This post reminds me of an article last year that warned smart TV users NOT to click yes on a screen that told them if they did click it, ALL their viewing habits would be reported to advertisers.

Of course the message actually said their watching would allow the "Cloud" to send them recommendations on what else to watch.

From the article:
Samba TV is one of the bigger companies that track viewer information to make personalized show recommendations. The company said it collected viewing data from 13.5 million smart TVs in the United States, and it has raised $40 million in venture funding from investors including Time Warner , the cable operator Liberty Global and the billionaire Mark Cuban.

Samba TV has struck deals with roughly a dozen TV brands — including Sony, Sharp, TCL and Philips — to place its software on certain sets. When people set up their TVs, a screen urges them to enable a service called Samba Interactive TV, saying it recommends shows and provides special offers “by cleverly recognizing onscreen content.” But the screen, which contains the enable button, does not detail how much information Samba TV collects to make those recommendations.

Samba TV declined to provide recent statistics, but one of its executives said at the end of 2016 that more than 90 percent of people opted in.

Once enabled, Samba TV can track nearly everything that appears on the TV on a second-by-second basis, essentially reading pixels to identify network shows and ads, as well as programs on Netflix and HBO and even video games played on the TV. Samba TV has even offered advertisers the ability to base their targeting on whether people watch conservative or liberal media outlets and which party’s presidential debate they watched.

Exercise directions - Reproduce the passage about smart TV viewer tracking word for word, starting with "Samba TV declined" and going on through "debate they watched.".

Dataset records -
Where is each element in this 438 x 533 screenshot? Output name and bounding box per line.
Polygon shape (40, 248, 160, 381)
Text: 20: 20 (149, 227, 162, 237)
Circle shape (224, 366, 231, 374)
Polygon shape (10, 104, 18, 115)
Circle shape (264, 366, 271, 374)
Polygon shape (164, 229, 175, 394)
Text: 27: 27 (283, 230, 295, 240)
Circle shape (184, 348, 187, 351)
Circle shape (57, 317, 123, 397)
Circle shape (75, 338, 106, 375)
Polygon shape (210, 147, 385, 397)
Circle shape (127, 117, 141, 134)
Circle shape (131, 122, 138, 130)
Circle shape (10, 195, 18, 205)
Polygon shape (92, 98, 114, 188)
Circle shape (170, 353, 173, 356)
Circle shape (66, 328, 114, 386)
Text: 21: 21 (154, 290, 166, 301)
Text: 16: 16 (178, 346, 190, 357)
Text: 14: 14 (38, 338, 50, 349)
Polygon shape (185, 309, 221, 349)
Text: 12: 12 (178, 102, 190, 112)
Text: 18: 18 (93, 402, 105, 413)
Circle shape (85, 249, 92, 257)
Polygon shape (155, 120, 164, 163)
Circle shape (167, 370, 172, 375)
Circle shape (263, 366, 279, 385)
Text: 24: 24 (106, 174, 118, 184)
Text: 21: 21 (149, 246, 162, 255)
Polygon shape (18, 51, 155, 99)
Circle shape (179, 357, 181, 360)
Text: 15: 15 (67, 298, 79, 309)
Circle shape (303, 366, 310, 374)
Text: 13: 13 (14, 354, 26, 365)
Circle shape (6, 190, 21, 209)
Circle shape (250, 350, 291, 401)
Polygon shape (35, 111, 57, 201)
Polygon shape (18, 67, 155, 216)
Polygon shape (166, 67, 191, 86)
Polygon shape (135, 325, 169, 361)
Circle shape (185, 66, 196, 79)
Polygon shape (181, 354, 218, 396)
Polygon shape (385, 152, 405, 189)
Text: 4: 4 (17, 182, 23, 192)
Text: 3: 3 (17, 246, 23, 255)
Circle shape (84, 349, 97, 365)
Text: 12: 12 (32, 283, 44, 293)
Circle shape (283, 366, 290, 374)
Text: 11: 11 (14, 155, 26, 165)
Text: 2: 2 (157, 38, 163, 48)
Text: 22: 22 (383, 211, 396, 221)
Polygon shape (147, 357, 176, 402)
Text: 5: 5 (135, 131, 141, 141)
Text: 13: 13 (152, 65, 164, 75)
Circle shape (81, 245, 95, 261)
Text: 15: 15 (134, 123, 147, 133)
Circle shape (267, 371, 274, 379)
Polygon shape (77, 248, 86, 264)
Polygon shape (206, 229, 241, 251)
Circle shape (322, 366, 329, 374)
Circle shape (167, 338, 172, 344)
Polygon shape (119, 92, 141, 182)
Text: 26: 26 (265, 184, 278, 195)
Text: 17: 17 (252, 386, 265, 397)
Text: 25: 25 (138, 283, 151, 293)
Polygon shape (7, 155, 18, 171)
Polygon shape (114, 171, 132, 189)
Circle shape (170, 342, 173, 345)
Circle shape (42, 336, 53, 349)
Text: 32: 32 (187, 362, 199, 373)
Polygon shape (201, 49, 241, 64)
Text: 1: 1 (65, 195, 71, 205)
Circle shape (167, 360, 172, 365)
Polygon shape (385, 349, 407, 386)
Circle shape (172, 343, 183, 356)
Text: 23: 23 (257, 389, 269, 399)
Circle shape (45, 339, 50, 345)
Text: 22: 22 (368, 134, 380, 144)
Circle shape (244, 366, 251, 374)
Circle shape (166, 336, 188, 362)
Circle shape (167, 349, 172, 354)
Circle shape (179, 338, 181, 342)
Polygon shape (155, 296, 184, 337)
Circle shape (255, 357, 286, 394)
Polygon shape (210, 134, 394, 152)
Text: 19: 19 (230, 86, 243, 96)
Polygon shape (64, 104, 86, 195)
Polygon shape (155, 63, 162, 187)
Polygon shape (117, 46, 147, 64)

Answer to the problem -
Samba TV declined to provide recent statistics, but one of its executives said at the end of 2016 that more than 90 percent of people opted in.

Once enabled, Samba TV can track nearly everything that appears on the TV on a second-by-second basis, essentially reading pixels to identify network shows and ads, as well as programs on Netflix and HBO and even video games played on the TV. Samba TV has even offered advertisers the ability to base their targeting on whether people watch conservative or liberal media outlets and which party’s presidential debate they watched.